**Work to do**
Reproduce all lines of the listing below in which the word "Almost" occurs.

**Given data**

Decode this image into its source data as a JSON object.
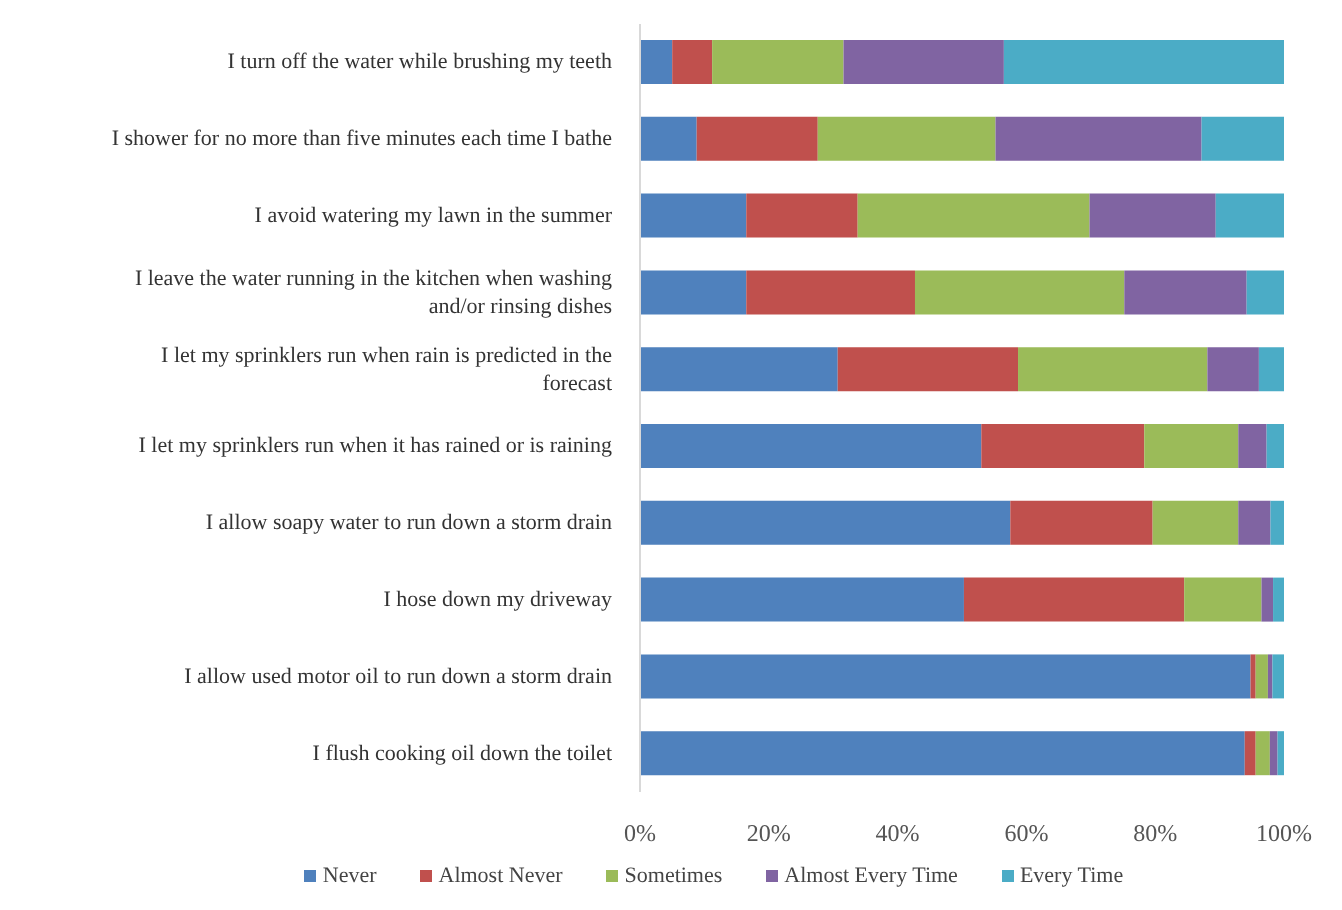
{
  "chart_data": {
    "type": "bar",
    "orientation": "horizontal",
    "stacked": true,
    "categories": [
      "I turn off the water while brushing my teeth",
      "I shower for no more than five minutes each time I bathe",
      "I avoid watering my lawn in the summer",
      "I leave the water running in the kitchen when washing and/or rinsing dishes",
      "I let my sprinklers run when rain is predicted in the forecast",
      "I let my sprinklers run when it has rained or is raining",
      "I allow soapy water to run down a storm drain",
      "I hose down my driveway",
      "I allow used motor oil to run down a storm drain",
      "I flush cooking oil down the toilet"
    ],
    "series": [
      {
        "name": "Never",
        "color": "#4f81bd",
        "values": [
          5,
          8.8,
          16.5,
          16.5,
          30.7,
          53,
          57.5,
          50.3,
          94.8,
          93.9
        ]
      },
      {
        "name": "Almost Never",
        "color": "#c0504d",
        "values": [
          6.2,
          18.8,
          17.3,
          26.2,
          28,
          25.3,
          22.1,
          34.2,
          0.8,
          1.7
        ]
      },
      {
        "name": "Sometimes",
        "color": "#9bbb59",
        "values": [
          20.4,
          27.6,
          36,
          32.5,
          29.4,
          14.6,
          13.3,
          12,
          1.9,
          2.2
        ]
      },
      {
        "name": "Almost Every Time",
        "color": "#8064a2",
        "values": [
          24.9,
          32,
          19.6,
          19,
          8,
          4.4,
          5,
          1.8,
          0.7,
          1.2
        ]
      },
      {
        "name": "Every Time",
        "color": "#4bacc6",
        "values": [
          43.5,
          12.8,
          10.6,
          5.8,
          3.9,
          2.7,
          2.1,
          1.7,
          1.8,
          1
        ]
      }
    ],
    "xlim": [
      0,
      100
    ],
    "xticks": [
      {
        "value": 0,
        "label": "0%"
      },
      {
        "value": 20,
        "label": "20%"
      },
      {
        "value": 40,
        "label": "40%"
      },
      {
        "value": 60,
        "label": "60%"
      },
      {
        "value": 80,
        "label": "80%"
      },
      {
        "value": 100,
        "label": "100%"
      }
    ],
    "grid": false,
    "legend": "bottom"
  }
}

**Answer**
        "name": "Almost Never",
        "name": "Almost Every Time",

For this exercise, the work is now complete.